Write out the records beneath this line exactly as they appear, minus any images.

__________________________________________________

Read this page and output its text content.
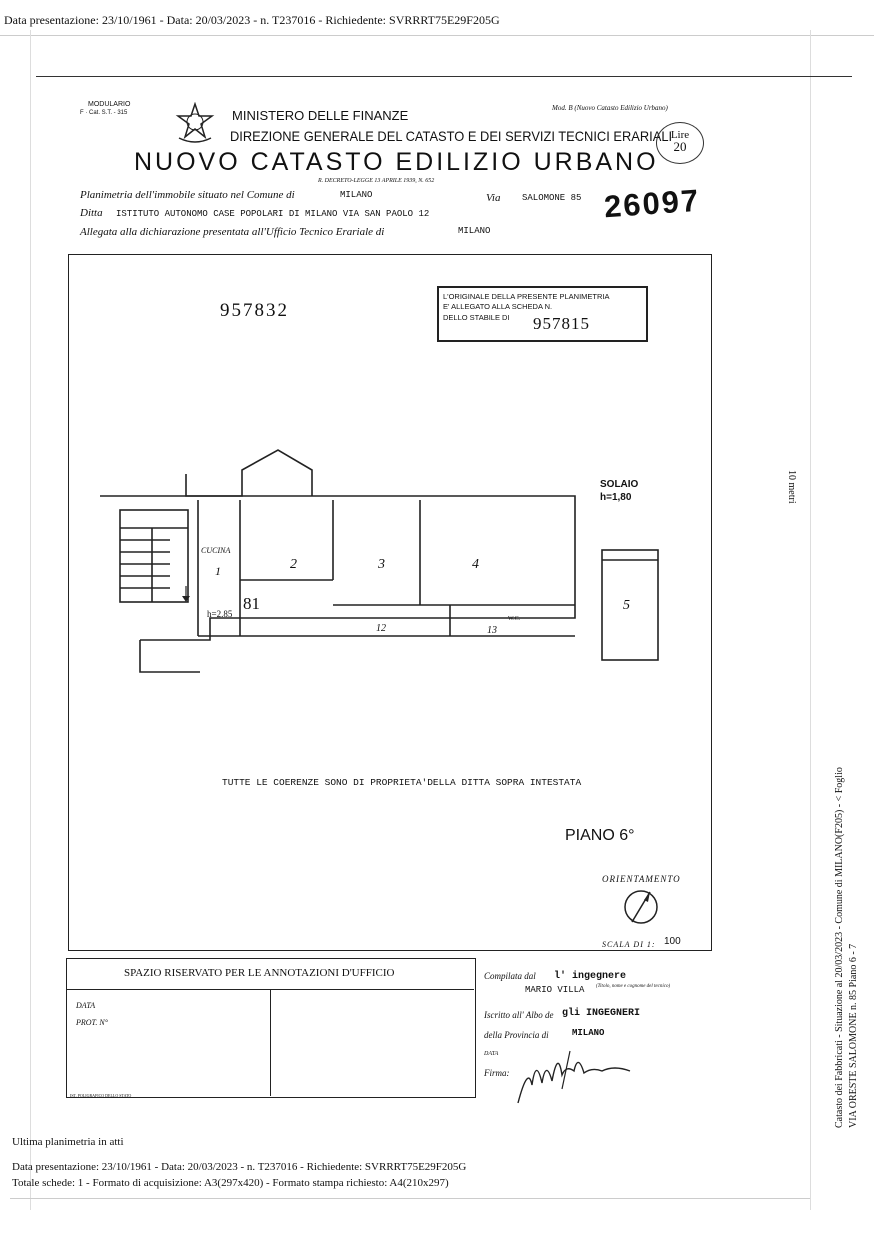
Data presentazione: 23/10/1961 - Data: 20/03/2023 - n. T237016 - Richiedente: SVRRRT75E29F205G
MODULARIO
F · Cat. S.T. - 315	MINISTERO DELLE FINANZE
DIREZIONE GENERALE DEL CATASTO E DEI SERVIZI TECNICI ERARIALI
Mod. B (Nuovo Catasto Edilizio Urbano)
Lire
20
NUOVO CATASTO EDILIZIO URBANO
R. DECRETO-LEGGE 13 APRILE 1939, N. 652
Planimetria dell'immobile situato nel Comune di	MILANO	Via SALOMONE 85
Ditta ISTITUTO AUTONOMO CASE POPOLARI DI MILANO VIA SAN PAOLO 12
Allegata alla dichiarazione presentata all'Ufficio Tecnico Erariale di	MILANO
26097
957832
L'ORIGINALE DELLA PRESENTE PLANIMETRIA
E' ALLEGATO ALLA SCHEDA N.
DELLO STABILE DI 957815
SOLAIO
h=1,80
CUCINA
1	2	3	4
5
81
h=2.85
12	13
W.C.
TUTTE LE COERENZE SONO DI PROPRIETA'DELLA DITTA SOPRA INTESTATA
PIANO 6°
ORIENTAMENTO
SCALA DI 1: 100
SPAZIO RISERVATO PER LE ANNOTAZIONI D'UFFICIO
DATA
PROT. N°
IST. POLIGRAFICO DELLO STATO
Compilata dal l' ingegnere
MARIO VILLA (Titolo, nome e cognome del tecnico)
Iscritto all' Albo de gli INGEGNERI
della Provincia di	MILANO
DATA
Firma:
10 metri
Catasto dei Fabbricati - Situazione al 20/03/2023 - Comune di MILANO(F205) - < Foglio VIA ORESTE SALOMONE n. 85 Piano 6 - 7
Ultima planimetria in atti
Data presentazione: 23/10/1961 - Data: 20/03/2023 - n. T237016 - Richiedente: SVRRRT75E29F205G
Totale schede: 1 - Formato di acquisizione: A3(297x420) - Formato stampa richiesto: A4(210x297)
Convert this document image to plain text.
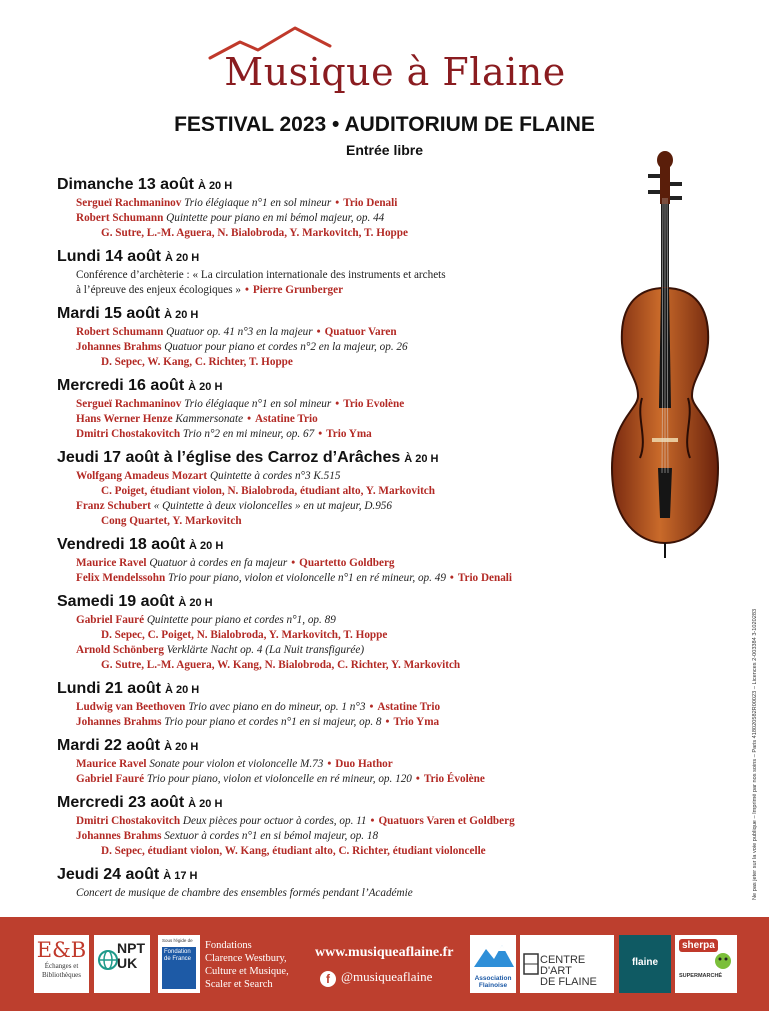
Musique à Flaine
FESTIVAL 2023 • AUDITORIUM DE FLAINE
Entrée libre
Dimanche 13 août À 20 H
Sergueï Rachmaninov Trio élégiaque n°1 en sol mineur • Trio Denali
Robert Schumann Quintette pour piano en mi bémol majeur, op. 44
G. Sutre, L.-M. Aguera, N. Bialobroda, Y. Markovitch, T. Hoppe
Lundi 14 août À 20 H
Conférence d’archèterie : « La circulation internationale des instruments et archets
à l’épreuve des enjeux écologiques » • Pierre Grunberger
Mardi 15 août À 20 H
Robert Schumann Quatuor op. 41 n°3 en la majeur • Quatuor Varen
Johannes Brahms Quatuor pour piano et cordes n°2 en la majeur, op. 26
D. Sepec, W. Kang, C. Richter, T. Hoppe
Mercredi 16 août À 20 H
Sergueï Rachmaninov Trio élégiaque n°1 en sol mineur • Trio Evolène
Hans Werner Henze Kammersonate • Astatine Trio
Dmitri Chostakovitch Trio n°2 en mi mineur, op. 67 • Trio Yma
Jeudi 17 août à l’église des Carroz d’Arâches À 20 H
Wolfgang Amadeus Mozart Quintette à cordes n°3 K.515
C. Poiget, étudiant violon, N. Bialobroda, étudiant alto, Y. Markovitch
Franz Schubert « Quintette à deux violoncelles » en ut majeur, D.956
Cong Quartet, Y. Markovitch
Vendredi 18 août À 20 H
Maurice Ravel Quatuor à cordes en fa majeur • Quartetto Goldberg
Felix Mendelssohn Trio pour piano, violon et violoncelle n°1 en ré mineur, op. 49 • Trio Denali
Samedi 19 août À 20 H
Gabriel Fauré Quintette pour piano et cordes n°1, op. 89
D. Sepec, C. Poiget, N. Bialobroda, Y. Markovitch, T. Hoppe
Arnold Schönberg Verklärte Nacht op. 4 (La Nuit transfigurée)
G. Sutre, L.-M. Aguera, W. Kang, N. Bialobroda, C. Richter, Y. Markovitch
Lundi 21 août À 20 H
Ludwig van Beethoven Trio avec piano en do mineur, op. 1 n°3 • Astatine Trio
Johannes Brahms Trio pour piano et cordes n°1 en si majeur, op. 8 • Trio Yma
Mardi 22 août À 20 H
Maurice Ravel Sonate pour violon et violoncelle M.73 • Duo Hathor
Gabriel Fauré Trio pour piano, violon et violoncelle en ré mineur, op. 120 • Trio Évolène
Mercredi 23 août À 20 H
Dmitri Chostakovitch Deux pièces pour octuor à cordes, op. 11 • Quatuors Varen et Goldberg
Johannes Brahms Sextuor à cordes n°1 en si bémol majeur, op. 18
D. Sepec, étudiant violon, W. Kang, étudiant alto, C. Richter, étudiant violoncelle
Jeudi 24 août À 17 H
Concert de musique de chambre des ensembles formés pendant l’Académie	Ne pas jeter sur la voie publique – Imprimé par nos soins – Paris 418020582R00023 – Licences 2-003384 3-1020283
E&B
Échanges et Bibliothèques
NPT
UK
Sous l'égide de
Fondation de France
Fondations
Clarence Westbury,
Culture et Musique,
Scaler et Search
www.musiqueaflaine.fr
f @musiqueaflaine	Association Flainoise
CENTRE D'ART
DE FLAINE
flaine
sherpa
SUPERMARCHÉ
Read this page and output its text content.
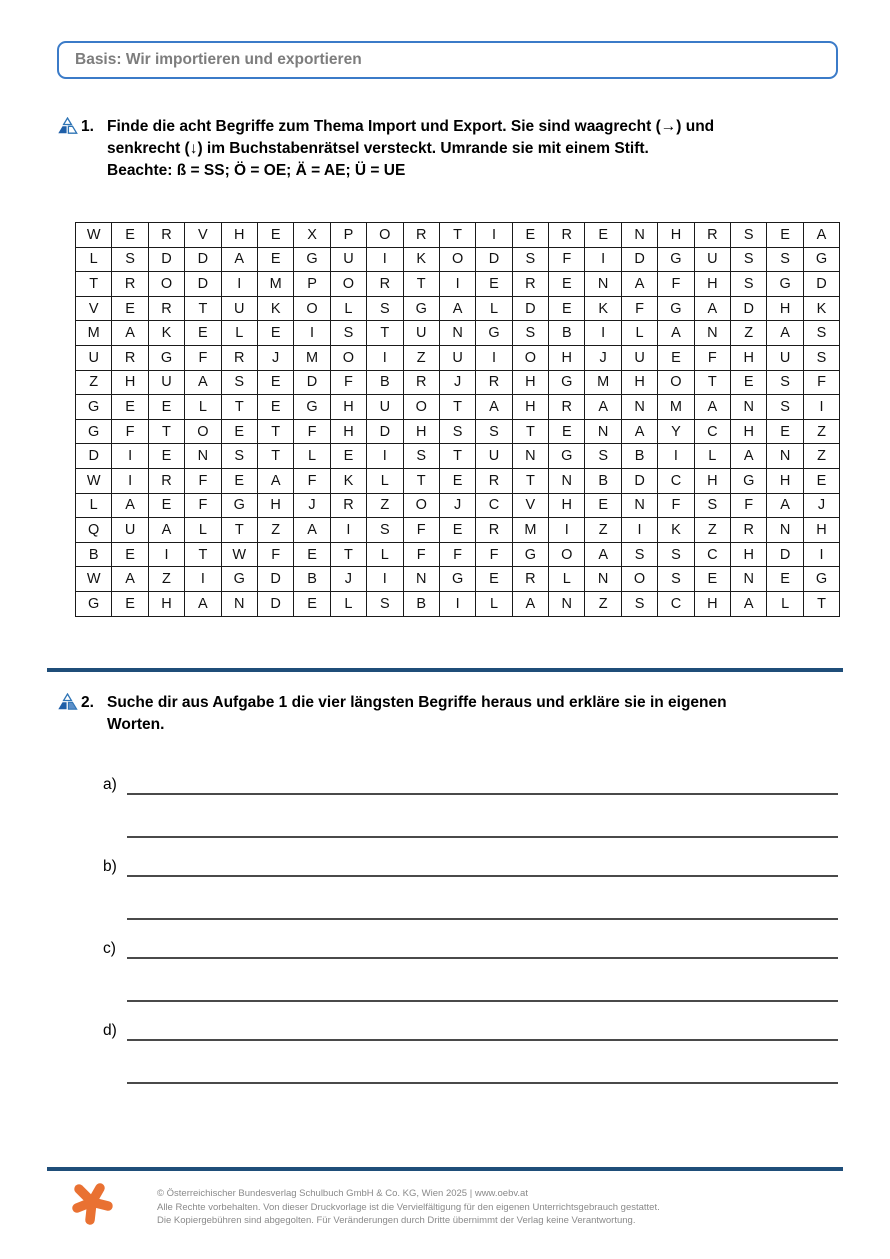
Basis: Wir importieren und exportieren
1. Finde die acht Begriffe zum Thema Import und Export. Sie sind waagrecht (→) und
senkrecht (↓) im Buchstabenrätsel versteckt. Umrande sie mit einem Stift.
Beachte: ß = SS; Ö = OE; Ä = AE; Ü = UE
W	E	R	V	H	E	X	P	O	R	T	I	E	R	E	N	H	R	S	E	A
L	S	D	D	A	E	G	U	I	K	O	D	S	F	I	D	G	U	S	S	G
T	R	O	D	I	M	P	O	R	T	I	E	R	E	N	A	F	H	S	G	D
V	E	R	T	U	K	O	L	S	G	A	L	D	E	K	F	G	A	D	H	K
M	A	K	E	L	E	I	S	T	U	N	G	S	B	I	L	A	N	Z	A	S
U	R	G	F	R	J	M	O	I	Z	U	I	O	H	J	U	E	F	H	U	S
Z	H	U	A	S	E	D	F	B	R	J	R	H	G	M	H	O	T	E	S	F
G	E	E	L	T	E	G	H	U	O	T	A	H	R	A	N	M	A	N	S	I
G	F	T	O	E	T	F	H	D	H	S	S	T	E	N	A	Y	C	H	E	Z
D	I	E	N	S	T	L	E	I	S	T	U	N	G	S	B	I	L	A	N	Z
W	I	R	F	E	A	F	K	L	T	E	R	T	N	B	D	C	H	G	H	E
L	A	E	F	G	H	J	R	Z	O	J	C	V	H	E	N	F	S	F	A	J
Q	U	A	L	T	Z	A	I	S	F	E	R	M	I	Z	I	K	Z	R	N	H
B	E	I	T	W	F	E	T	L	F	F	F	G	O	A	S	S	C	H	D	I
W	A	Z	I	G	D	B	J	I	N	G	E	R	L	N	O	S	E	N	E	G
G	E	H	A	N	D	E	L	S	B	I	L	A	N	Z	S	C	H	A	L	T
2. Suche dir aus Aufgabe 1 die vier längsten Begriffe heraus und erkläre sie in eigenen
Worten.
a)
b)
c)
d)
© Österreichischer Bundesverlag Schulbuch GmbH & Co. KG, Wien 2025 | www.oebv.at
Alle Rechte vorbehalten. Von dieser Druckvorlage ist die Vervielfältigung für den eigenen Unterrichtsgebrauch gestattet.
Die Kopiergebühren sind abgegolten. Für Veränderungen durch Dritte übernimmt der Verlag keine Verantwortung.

__________________________________________________

• [CORRECT RESPONSE]
Read this page and output its text content.
Data presentazione: 23/10/1961 - Data: 20/03/2023 - n. T237016 - Richiedente: SVRRRT75E29F205G
MODULARIO
F · Cat. S.T. - 315	MINISTERO DELLE FINANZE
DIREZIONE GENERALE DEL CATASTO E DEI SERVIZI TECNICI ERARIALI
Mod. B (Nuovo Catasto Edilizio Urbano)
Lire
20
NUOVO CATASTO EDILIZIO URBANO
R. DECRETO-LEGGE 13 APRILE 1939, N. 652
Planimetria dell'immobile situato nel Comune di	MILANO	Via SALOMONE 85
Ditta ISTITUTO AUTONOMO CASE POPOLARI DI MILANO VIA SAN PAOLO 12
Allegata alla dichiarazione presentata all'Ufficio Tecnico Erariale di	MILANO
26097
957832
L'ORIGINALE DELLA PRESENTE PLANIMETRIA
E' ALLEGATO ALLA SCHEDA N.
DELLO STABILE DI 957815
SOLAIO
h=1,80
CUCINA
1	2	3	4
5
81
h=2.85
12	13
W.C.
TUTTE LE COERENZE SONO DI PROPRIETA'DELLA DITTA SOPRA INTESTATA
PIANO 6°
ORIENTAMENTO
SCALA DI 1: 100
SPAZIO RISERVATO PER LE ANNOTAZIONI D'UFFICIO
DATA
PROT. N°
IST. POLIGRAFICO DELLO STATO
Compilata dal l' ingegnere
MARIO VILLA (Titolo, nome e cognome del tecnico)
Iscritto all' Albo de gli INGEGNERI
della Provincia di	MILANO
DATA
Firma:
10 metri
Catasto dei Fabbricati - Situazione al 20/03/2023 - Comune di MILANO(F205) - < Foglio VIA ORESTE SALOMONE n. 85 Piano 6 - 7
Ultima planimetria in atti
Data presentazione: 23/10/1961 - Data: 20/03/2023 - n. T237016 - Richiedente: SVRRRT75E29F205G
Totale schede: 1 - Formato di acquisizione: A3(297x420) - Formato stampa richiesto: A4(210x297)
Convert this document image to plain text.
Musique à Flaine
FESTIVAL 2023 • AUDITORIUM DE FLAINE
Entrée libre
Dimanche 13 août À 20 H
Sergueï Rachmaninov Trio élégiaque n°1 en sol mineur • Trio Denali
Robert Schumann Quintette pour piano en mi bémol majeur, op. 44
G. Sutre, L.-M. Aguera, N. Bialobroda, Y. Markovitch, T. Hoppe
Lundi 14 août À 20 H
Conférence d’archèterie : « La circulation internationale des instruments et archets
à l’épreuve des enjeux écologiques » • Pierre Grunberger
Mardi 15 août À 20 H
Robert Schumann Quatuor op. 41 n°3 en la majeur • Quatuor Varen
Johannes Brahms Quatuor pour piano et cordes n°2 en la majeur, op. 26
D. Sepec, W. Kang, C. Richter, T. Hoppe
Mercredi 16 août À 20 H
Sergueï Rachmaninov Trio élégiaque n°1 en sol mineur • Trio Evolène
Hans Werner Henze Kammersonate • Astatine Trio
Dmitri Chostakovitch Trio n°2 en mi mineur, op. 67 • Trio Yma
Jeudi 17 août à l’église des Carroz d’Arâches À 20 H
Wolfgang Amadeus Mozart Quintette à cordes n°3 K.515
C. Poiget, étudiant violon, N. Bialobroda, étudiant alto, Y. Markovitch
Franz Schubert « Quintette à deux violoncelles » en ut majeur, D.956
Cong Quartet, Y. Markovitch
Vendredi 18 août À 20 H
Maurice Ravel Quatuor à cordes en fa majeur • Quartetto Goldberg
Felix Mendelssohn Trio pour piano, violon et violoncelle n°1 en ré mineur, op. 49 • Trio Denali
Samedi 19 août À 20 H
Gabriel Fauré Quintette pour piano et cordes n°1, op. 89
D. Sepec, C. Poiget, N. Bialobroda, Y. Markovitch, T. Hoppe
Arnold Schönberg Verklärte Nacht op. 4 (La Nuit transfigurée)
G. Sutre, L.-M. Aguera, W. Kang, N. Bialobroda, C. Richter, Y. Markovitch
Lundi 21 août À 20 H
Ludwig van Beethoven Trio avec piano en do mineur, op. 1 n°3 • Astatine Trio
Johannes Brahms Trio pour piano et cordes n°1 en si majeur, op. 8 • Trio Yma
Mardi 22 août À 20 H
Maurice Ravel Sonate pour violon et violoncelle M.73 • Duo Hathor
Gabriel Fauré Trio pour piano, violon et violoncelle en ré mineur, op. 120 • Trio Évolène
Mercredi 23 août À 20 H
Dmitri Chostakovitch Deux pièces pour octuor à cordes, op. 11 • Quatuors Varen et Goldberg
Johannes Brahms Sextuor à cordes n°1 en si bémol majeur, op. 18
D. Sepec, étudiant violon, W. Kang, étudiant alto, C. Richter, étudiant violoncelle
Jeudi 24 août À 17 H
Concert de musique de chambre des ensembles formés pendant l’Académie	Ne pas jeter sur la voie publique – Imprimé par nos soins – Paris 418020582R00023 – Licences 2-003384 3-1020283
E&B
Échanges et Bibliothèques
NPT
UK
Sous l'égide de
Fondation de France
Fondations
Clarence Westbury,
Culture et Musique,
Scaler et Search
www.musiqueaflaine.fr
f @musiqueaflaine	Association Flainoise
CENTRE D'ART
DE FLAINE
flaine
sherpa
SUPERMARCHÉ
Read this page and output its text content.
Basis: Wir importieren und exportieren
1. Finde die acht Begriffe zum Thema Import und Export. Sie sind waagrecht (→) und
senkrecht (↓) im Buchstabenrätsel versteckt. Umrande sie mit einem Stift.
Beachte: ß = SS; Ö = OE; Ä = AE; Ü = UE
W	E	R	V	H	E	X	P	O	R	T	I	E	R	E	N	H	R	S	E	A
L	S	D	D	A	E	G	U	I	K	O	D	S	F	I	D	G	U	S	S	G
T	R	O	D	I	M	P	O	R	T	I	E	R	E	N	A	F	H	S	G	D
V	E	R	T	U	K	O	L	S	G	A	L	D	E	K	F	G	A	D	H	K
M	A	K	E	L	E	I	S	T	U	N	G	S	B	I	L	A	N	Z	A	S
U	R	G	F	R	J	M	O	I	Z	U	I	O	H	J	U	E	F	H	U	S
Z	H	U	A	S	E	D	F	B	R	J	R	H	G	M	H	O	T	E	S	F
G	E	E	L	T	E	G	H	U	O	T	A	H	R	A	N	M	A	N	S	I
G	F	T	O	E	T	F	H	D	H	S	S	T	E	N	A	Y	C	H	E	Z
D	I	E	N	S	T	L	E	I	S	T	U	N	G	S	B	I	L	A	N	Z
W	I	R	F	E	A	F	K	L	T	E	R	T	N	B	D	C	H	G	H	E
L	A	E	F	G	H	J	R	Z	O	J	C	V	H	E	N	F	S	F	A	J
Q	U	A	L	T	Z	A	I	S	F	E	R	M	I	Z	I	K	Z	R	N	H
B	E	I	T	W	F	E	T	L	F	F	F	G	O	A	S	S	C	H	D	I
W	A	Z	I	G	D	B	J	I	N	G	E	R	L	N	O	S	E	N	E	G
G	E	H	A	N	D	E	L	S	B	I	L	A	N	Z	S	C	H	A	L	T
2. Suche dir aus Aufgabe 1 die vier längsten Begriffe heraus und erkläre sie in eigenen
Worten.
a)
b)
c)
d)
© Österreichischer Bundesverlag Schulbuch GmbH & Co. KG, Wien 2025 | www.oebv.at
Alle Rechte vorbehalten. Von dieser Druckvorlage ist die Vervielfältigung für den eigenen Unterrichtsgebrauch gestattet.
Die Kopiergebühren sind abgegolten. Für Veränderungen durch Dritte übernimmt der Verlag keine Verantwortung.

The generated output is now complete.